◆ Problem requirements:
Reproduce each line that includes the word "this".

* START *

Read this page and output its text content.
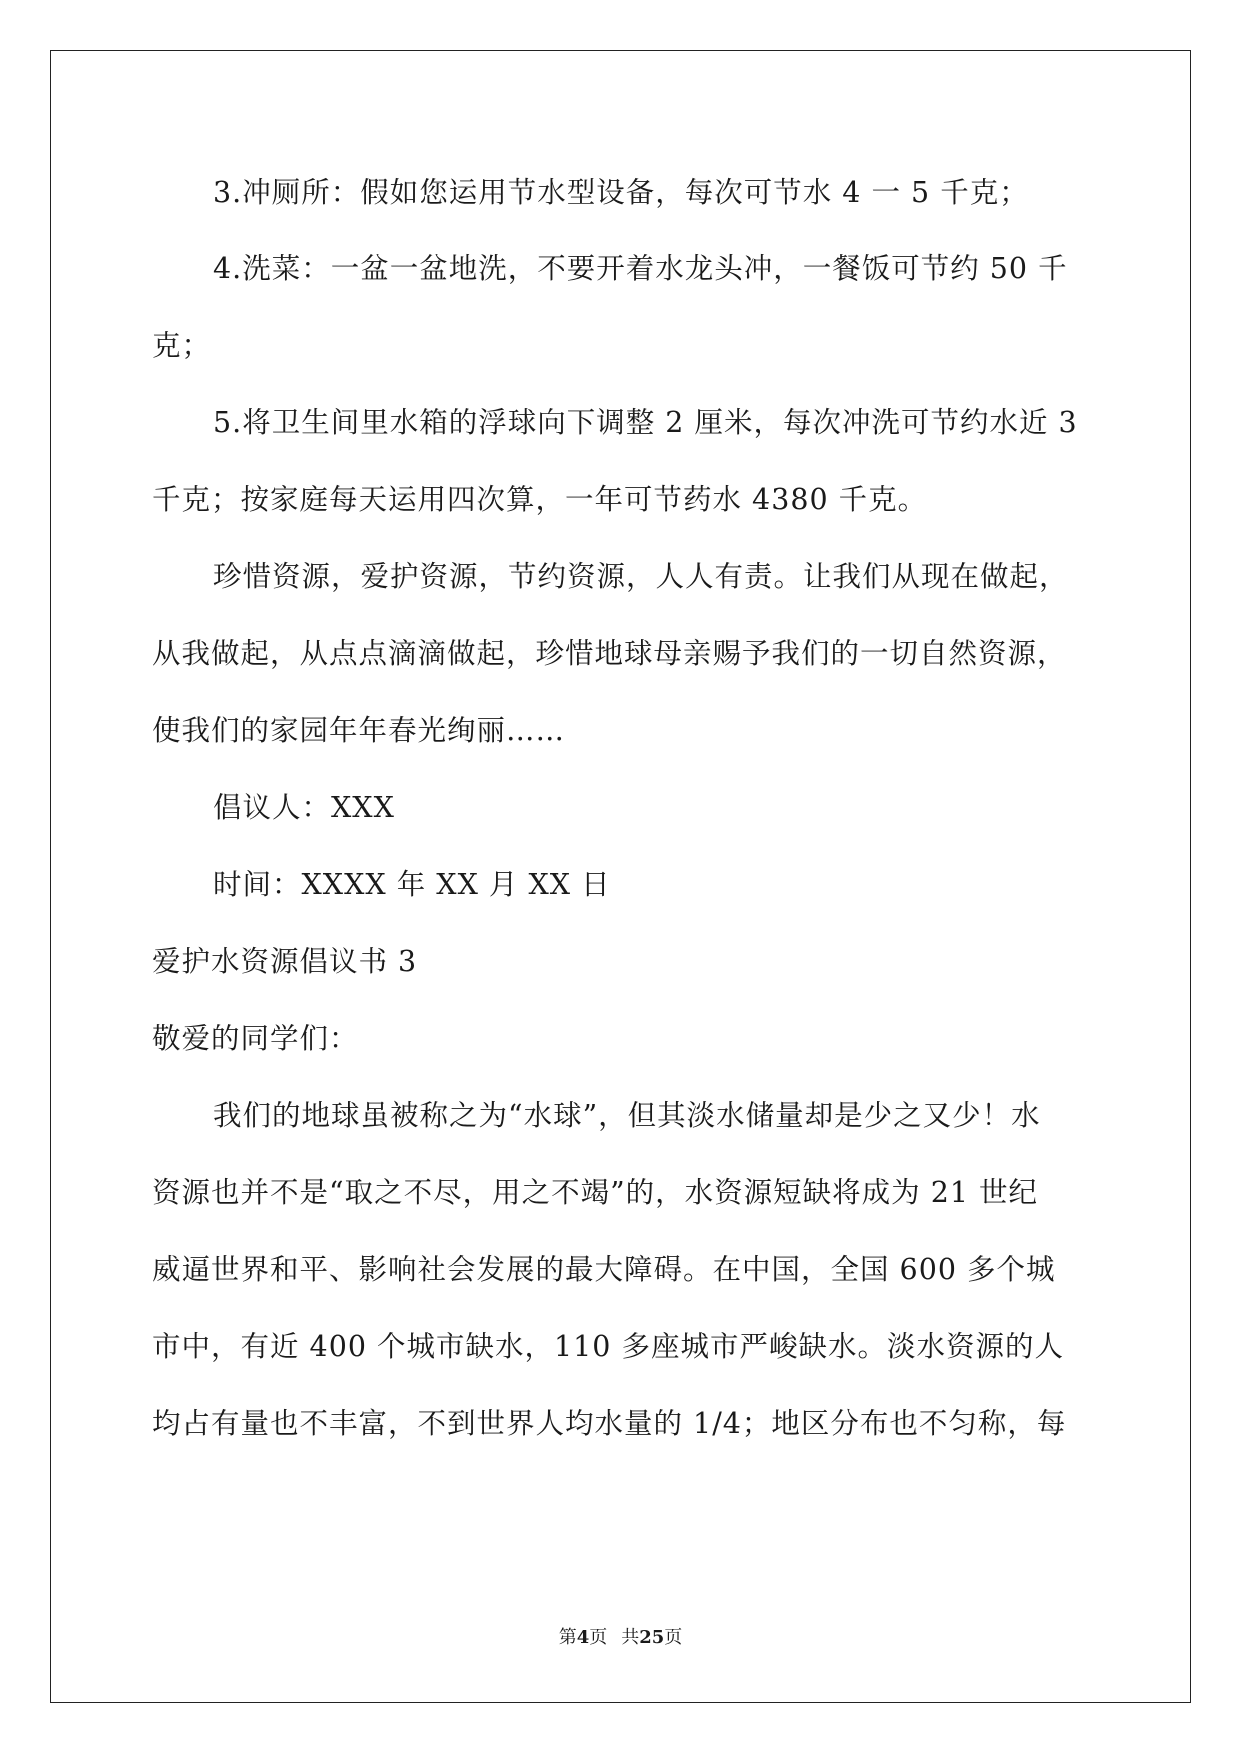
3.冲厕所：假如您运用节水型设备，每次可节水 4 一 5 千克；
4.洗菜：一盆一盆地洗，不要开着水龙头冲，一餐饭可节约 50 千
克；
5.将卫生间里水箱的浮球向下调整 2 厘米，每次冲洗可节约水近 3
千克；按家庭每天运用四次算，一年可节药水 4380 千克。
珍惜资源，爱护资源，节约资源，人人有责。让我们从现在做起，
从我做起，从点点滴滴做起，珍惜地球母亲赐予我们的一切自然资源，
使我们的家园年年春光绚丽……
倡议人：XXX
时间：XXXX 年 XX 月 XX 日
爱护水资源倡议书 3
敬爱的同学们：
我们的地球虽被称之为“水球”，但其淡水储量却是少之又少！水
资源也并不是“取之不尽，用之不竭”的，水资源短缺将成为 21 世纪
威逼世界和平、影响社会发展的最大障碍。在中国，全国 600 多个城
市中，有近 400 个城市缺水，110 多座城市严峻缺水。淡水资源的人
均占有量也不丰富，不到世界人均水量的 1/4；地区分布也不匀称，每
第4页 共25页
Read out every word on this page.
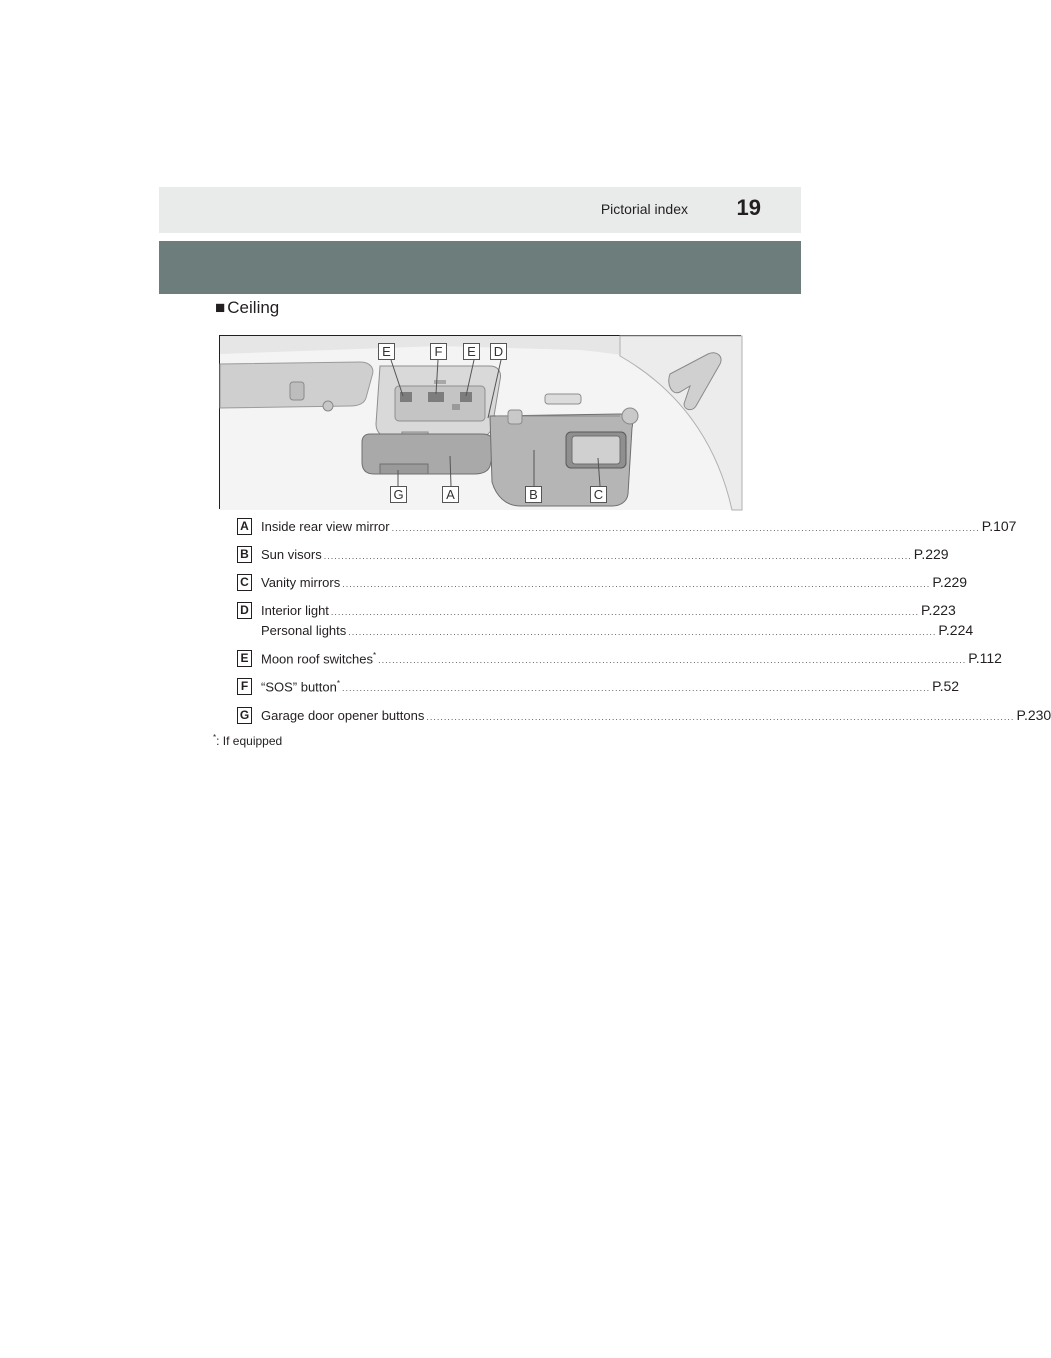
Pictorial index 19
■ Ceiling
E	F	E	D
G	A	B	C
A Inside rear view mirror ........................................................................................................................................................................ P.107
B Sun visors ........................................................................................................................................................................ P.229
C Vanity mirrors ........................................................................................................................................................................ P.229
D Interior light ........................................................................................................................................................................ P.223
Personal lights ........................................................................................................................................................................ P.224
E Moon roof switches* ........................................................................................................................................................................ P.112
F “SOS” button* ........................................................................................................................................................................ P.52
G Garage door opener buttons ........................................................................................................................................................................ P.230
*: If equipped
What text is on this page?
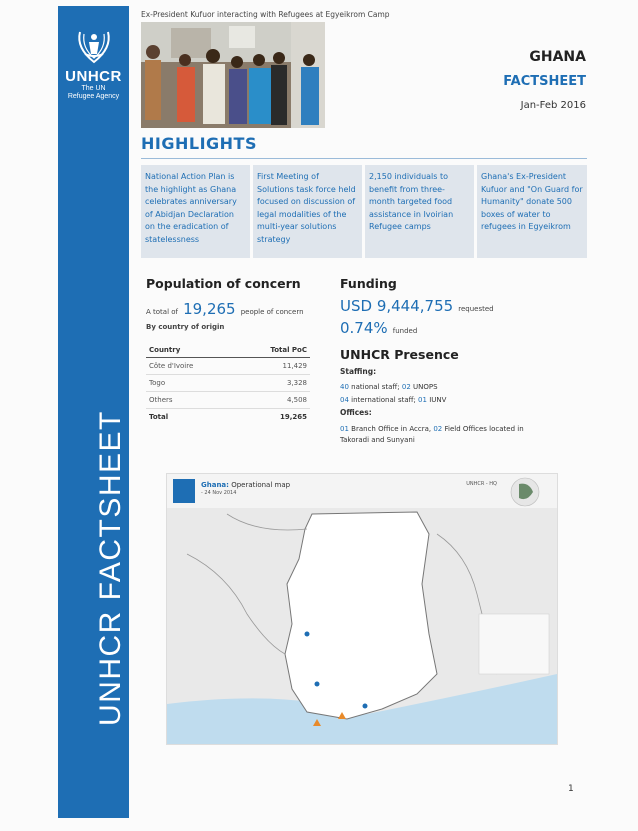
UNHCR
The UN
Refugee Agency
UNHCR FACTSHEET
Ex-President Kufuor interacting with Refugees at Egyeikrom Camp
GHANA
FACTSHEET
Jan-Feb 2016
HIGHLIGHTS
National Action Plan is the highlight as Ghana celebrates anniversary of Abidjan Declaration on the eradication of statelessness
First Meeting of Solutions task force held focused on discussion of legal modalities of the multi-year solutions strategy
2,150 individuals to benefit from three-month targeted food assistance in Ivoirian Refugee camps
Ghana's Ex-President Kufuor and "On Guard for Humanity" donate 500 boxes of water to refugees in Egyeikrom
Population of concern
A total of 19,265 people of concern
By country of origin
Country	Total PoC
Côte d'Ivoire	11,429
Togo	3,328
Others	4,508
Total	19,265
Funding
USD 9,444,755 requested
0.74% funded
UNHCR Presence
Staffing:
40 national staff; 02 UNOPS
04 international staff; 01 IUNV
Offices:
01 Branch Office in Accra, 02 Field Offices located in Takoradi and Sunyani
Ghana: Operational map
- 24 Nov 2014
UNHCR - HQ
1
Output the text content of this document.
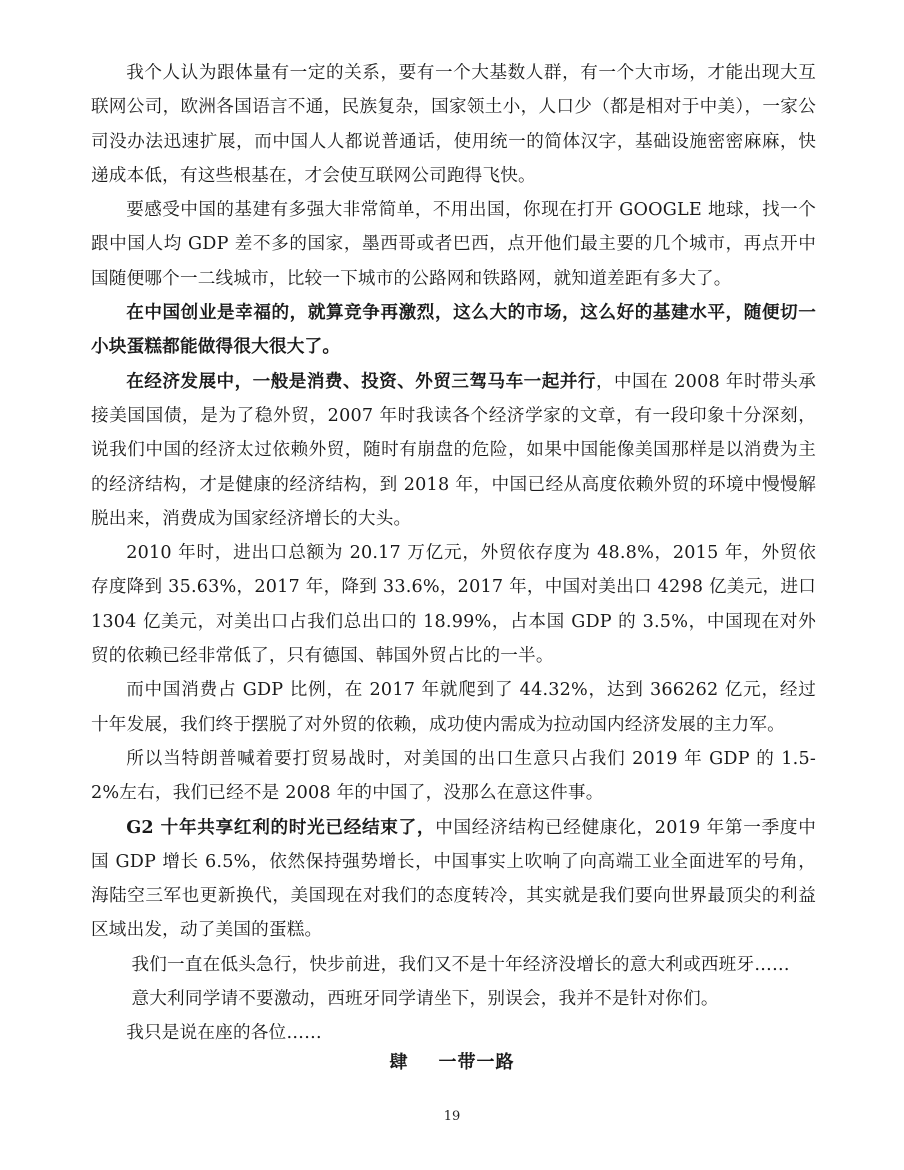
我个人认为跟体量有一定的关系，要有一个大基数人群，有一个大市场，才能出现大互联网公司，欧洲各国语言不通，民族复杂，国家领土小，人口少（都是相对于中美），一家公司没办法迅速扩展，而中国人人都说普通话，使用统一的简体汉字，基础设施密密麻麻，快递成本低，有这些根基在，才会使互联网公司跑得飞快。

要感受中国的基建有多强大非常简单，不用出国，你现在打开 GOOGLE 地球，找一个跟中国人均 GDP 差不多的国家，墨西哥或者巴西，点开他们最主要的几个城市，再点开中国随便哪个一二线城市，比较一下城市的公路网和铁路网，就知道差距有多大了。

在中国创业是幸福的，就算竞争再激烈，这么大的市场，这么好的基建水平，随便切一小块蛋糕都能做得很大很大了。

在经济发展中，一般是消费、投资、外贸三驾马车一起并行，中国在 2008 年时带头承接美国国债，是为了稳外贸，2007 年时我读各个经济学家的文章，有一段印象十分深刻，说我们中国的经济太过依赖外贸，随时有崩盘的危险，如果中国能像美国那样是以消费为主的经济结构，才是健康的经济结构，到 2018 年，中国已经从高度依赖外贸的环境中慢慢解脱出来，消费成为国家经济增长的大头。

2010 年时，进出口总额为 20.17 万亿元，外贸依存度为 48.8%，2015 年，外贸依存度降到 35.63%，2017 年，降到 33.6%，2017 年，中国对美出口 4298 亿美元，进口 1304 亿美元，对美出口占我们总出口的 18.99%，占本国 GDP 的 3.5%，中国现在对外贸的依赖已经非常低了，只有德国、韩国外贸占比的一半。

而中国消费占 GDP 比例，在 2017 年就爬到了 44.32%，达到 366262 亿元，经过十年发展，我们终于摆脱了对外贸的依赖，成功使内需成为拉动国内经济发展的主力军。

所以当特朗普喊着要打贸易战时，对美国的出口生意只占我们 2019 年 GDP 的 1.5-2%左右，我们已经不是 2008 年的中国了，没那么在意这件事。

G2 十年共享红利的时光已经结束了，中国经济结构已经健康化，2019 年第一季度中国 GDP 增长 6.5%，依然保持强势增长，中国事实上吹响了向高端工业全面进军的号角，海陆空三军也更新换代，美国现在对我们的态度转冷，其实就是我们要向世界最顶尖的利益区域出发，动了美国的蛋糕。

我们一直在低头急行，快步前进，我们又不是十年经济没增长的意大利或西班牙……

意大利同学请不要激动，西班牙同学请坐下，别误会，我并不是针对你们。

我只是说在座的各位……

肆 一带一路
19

* END *

◆ Solution to the problem:
Read this page and output its text content.
Read out every word on this page.
What text is on this page?
Output the text content of this document.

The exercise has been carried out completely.